TEXT SHOWN.
********

With at least two games left, here's what we still want to know.

Jerome Miron-USA TODAY Sports

The Mavericks have now lost twice to the Thunder in their first round series, both by huge deficits. If it wasn't clear, those games made it pretty obvious: there's a massive talent disparity between the two rosters, and there's only so much Dallas can do to make up that gap. Now down 2-1, the uphill climb for the Mavericks has only grown steeper.

Still, there's at least two games left in this series, one at each team's home arena. These are the important questions that still matter for the two teams during the final days or week.

1. Can the Mavericks find shotmaking somewhere? Anywhere?

This season, the Mavericks finished the season scoring 104.8 points per 100 possessions, a surprisingly good mark (No. 10 in the NBA) despite their up-and-down play and end of the year style switch that emphasized defense out of necessity. In three games against Oklahoma City, their offensive ratings have been as follows: 70.4, 92 and 104.7 -- all four below average, and the first two significantly so.

To win another game in this series, whether it's Game 4 or 5, I believe the Mavericks will need to score with an offensive rating around 110 or so. Dallas held Kevin Durant and Russell Westbrook down once, but Durant's 7-of-33 shooting was the worst performance of his career and Westbrook's wasn't much better. That won't happen again. Dallas can limit Oklahoma City, but they can't completely shut down two of the players who are considered the NBA's top five or six. To beat them, they'll have to outscore them.

It's not immediately clear where the scoring would come from. Perhaps a surprising 15-point outing from David Lee would help, or J.J. Barea rediscovering that outside shooting stroke that was so dangerous as the Mavericks pushed back into the playoffs despite seeming dead. The other answer is a throwback Dirk Nowitzki performance, but to do that, Carlisle must solve the more-complicated-than-you-might-think dilemma of how to get him more shots. Either way, this is Dallas' challenge.

********

INFORMATION SHOWN.
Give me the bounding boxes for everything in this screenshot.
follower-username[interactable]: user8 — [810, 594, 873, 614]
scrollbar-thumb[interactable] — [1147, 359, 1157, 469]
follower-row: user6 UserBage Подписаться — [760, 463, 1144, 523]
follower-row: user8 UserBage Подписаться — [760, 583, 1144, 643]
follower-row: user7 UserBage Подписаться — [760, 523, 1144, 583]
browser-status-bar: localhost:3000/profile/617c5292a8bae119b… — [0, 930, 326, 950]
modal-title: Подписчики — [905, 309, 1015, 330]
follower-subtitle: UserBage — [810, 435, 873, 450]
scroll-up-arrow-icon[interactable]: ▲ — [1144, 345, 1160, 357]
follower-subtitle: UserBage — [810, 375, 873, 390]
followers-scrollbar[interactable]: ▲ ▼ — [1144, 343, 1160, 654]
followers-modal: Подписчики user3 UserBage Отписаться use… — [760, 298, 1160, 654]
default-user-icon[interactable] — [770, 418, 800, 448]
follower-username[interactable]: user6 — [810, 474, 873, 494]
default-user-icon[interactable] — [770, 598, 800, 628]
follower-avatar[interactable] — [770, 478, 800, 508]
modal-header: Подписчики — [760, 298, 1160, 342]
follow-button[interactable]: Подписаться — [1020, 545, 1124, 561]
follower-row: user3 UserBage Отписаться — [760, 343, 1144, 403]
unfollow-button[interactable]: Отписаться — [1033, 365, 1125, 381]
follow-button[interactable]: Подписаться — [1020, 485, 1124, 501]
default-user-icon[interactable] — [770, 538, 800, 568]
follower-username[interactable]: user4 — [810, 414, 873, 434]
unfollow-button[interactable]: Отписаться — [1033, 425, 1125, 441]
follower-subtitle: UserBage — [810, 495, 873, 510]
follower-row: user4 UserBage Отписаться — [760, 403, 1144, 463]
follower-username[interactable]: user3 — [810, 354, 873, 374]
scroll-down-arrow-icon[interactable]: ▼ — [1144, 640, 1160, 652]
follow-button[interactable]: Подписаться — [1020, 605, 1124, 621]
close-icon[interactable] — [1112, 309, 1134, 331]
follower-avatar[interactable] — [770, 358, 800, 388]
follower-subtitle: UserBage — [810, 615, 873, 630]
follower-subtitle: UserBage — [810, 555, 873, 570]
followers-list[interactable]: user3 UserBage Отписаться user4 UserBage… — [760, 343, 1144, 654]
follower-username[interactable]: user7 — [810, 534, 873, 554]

********

PROBLEM SET.
1. According to the article on the Mavericks–Thunder series, where did the Mavericks' season scoring of 104.8 points per 100 possessions rank in the NBA?
2. Decide whether each statement agrees with the article on the Mavericks–Thunder series, giving yes or no with the deciding words quoted from it: (a) The Mavericks lead the series 2-1. (b) Durant's 7-of-33 shooting was the worst performance of his career. (c) At least two games remain, one at each team's home arena.
3. Write a continuation of the article on the Mavericks–Thunder series, picking up after its final sentence.

THE RESPONSES.
1. It ranked No. 10 in the NBA.

2.
(a) No: "Now down 2-1, the uphill climb for the Mavericks has only grown steeper."
(b) Yes: "Durant's 7-of-33 shooting was the worst performance of his career"
(c) Yes: "there's at least two games left in this series, one at each team's home arena."

3.
2. Will the Thunder role players chill out?

To get the Thunder down in the 100-point range, where Dallas could conceivably outscore them, the Mavericks need to get some luck. The non-Durant Thunder can't shoot 12-of-18 from behind the three-point line with Dallas retaining a realistic chance of winning. Dion Waiters and Enes Kanter can't combine for 44 points. Part of this is on Dallas, but part of this is these guys returning to the mean.

3. Does Williams have any reason to play?

Be honest: if you're Deron Williams, would you return to this series? To return means to play through excruciating pain from a sports hernia, one that limits what he's able to do on the court. In Game 2, Williams came back and played a huge role in the upset win. As Carlisle said, the Mavericks couldn't have won without him, not without his hot start to begin the game and overall will to win that carried over to the rest of the team. But Dallas isn't going to win this series. Everyone knows that even more so than they did before thanks to the Thunder's second thrashing of the Mavericks in three games. Why wouldn't Williams just end his season on that Game 2 high?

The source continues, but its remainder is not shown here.